- _RECORD EXTRACTS_
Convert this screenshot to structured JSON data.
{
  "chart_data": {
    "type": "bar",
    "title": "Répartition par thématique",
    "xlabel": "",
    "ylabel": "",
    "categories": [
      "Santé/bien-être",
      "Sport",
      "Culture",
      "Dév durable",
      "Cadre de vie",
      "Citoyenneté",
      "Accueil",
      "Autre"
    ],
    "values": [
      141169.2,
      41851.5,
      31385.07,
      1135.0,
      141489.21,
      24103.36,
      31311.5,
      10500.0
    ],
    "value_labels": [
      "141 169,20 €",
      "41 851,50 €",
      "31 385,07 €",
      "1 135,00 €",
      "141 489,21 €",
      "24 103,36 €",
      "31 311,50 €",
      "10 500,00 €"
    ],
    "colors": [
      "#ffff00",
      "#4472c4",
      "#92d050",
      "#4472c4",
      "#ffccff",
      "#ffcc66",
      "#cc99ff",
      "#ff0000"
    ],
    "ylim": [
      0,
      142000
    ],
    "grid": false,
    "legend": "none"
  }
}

- _AIM OF THE TASK_
Your task is to retype all the records above with nothing left out.

- _CORRECT RESPONSE_
Convert this screenshot to structured JSON data.
{
  "chart_data": {
    "type": "bar",
    "title": "Répartition par thématique",
    "xlabel": "",
    "ylabel": "",
    "categories": [
      "Santé/bien-être",
      "Sport",
      "Culture",
      "Dév durable",
      "Cadre de vie",
      "Citoyenneté",
      "Accueil",
      "Autre"
    ],
    "values": [
      141169.2,
      41851.5,
      31385.07,
      1135.0,
      141489.21,
      24103.36,
      31311.5,
      10500.0
    ],
    "value_labels": [
      "141 169,20 €",
      "41 851,50 €",
      "31 385,07 €",
      "1 135,00 €",
      "141 489,21 €",
      "24 103,36 €",
      "31 311,50 €",
      "10 500,00 €"
    ],
    "colors": [
      "#ffff00",
      "#4472c4",
      "#92d050",
      "#4472c4",
      "#ffccff",
      "#ffcc66",
      "#cc99ff",
      "#ff0000"
    ],
    "ylim": [
      0,
      142000
    ],
    "grid": false,
    "legend": "none"
  }
}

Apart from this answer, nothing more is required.